GIVEN PROBLEM: Check each line for the string "Hosts" and give only the count of lines that have it.

DATA EXTRACT:
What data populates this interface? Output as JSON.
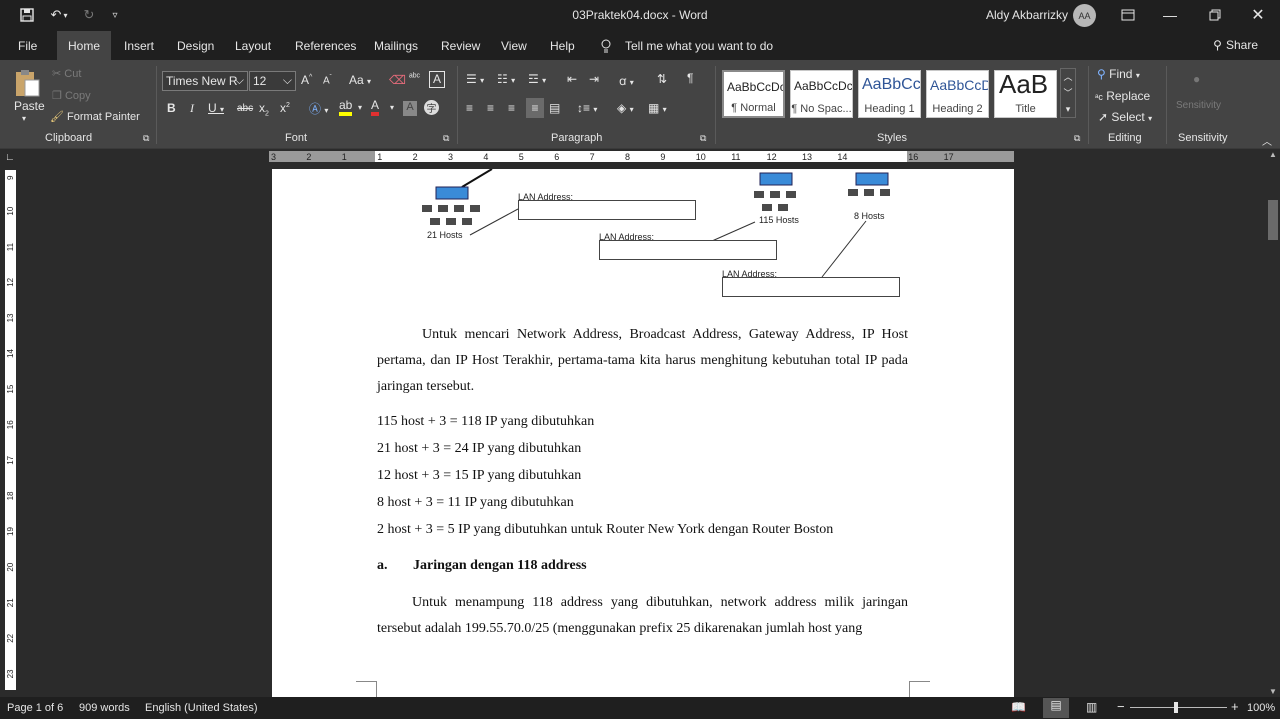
{
  "title_bar": {
    "document_title": "03Praktek04.docx  -  Word",
    "user_name": "Aldy Akbarrizky",
    "avatar_initials": "AA",
    "quick_access": [
      "save-icon",
      "undo-icon",
      "redo-icon",
      "customize-icon"
    ]
  },
  "menu": {
    "tabs": [
      "File",
      "Home",
      "Insert",
      "Design",
      "Layout",
      "References",
      "Mailings",
      "Review",
      "View",
      "Help"
    ],
    "active_tab": "Home",
    "tell_me": "Tell me what you want to do",
    "share": "Share"
  },
  "ribbon": {
    "clipboard": {
      "paste": "Paste",
      "cut": "Cut",
      "copy": "Copy",
      "format_painter": "Format Painter",
      "label": "Clipboard"
    },
    "font": {
      "font_name": "Times New R",
      "font_size": "12",
      "label": "Font"
    },
    "paragraph": {
      "label": "Paragraph"
    },
    "styles": {
      "label": "Styles",
      "items": [
        {
          "preview": "AaBbCcDc",
          "name": "¶ Normal"
        },
        {
          "preview": "AaBbCcDc",
          "name": "¶ No Spac..."
        },
        {
          "preview": "AaBbCc",
          "name": "Heading 1"
        },
        {
          "preview": "AaBbCcD",
          "name": "Heading 2"
        },
        {
          "preview": "AaB",
          "name": "Title"
        }
      ]
    },
    "editing": {
      "find": "Find",
      "replace": "Replace",
      "select": "Select",
      "label": "Editing"
    },
    "sensitivity": {
      "button": "Sensitivity",
      "label": "Sensitivity"
    }
  },
  "ruler": {
    "h_marks": [
      "3",
      "2",
      "1",
      "1",
      "2",
      "3",
      "4",
      "5",
      "6",
      "7",
      "8",
      "9",
      "10",
      "11",
      "12",
      "13",
      "14",
      "16",
      "17"
    ],
    "v_marks": [
      "9",
      "10",
      "11",
      "12",
      "13",
      "14",
      "15",
      "16",
      "17",
      "18",
      "19",
      "20",
      "21",
      "22",
      "23"
    ]
  },
  "document": {
    "diagram": {
      "lan_label_1": "LAN Address:",
      "lan_label_2": "LAN Address:",
      "lan_label_3": "LAN Address:",
      "hosts_21": "21 Hosts",
      "hosts_115": "115 Hosts",
      "hosts_8": "8 Hosts"
    },
    "intro": "Untuk mencari Network Address, Broadcast Address, Gateway Address, IP Host pertama, dan IP Host Terakhir, pertama-tama kita harus menghitung kebutuhan total IP pada jaringan tersebut.",
    "calc_lines": [
      "115 host + 3 = 118 IP yang dibutuhkan",
      "21 host + 3 = 24 IP yang dibutuhkan",
      "12 host + 3 = 15 IP yang dibutuhkan",
      "8 host + 3 = 11 IP yang dibutuhkan",
      "2 host + 3 = 5 IP yang dibutuhkan untuk Router New York dengan Router Boston"
    ],
    "heading_marker": "a.",
    "heading": "Jaringan dengan 118 address",
    "para2": "Untuk menampung 118 address yang dibutuhkan, network address milik jaringan tersebut adalah 199.55.70.0/25 (menggunakan prefix 25 dikarenakan jumlah host yang"
  },
  "status": {
    "page": "Page 1 of 6",
    "words": "909 words",
    "language": "English (United States)",
    "zoom": "100%"
  }
}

FULL RESPONSE: 3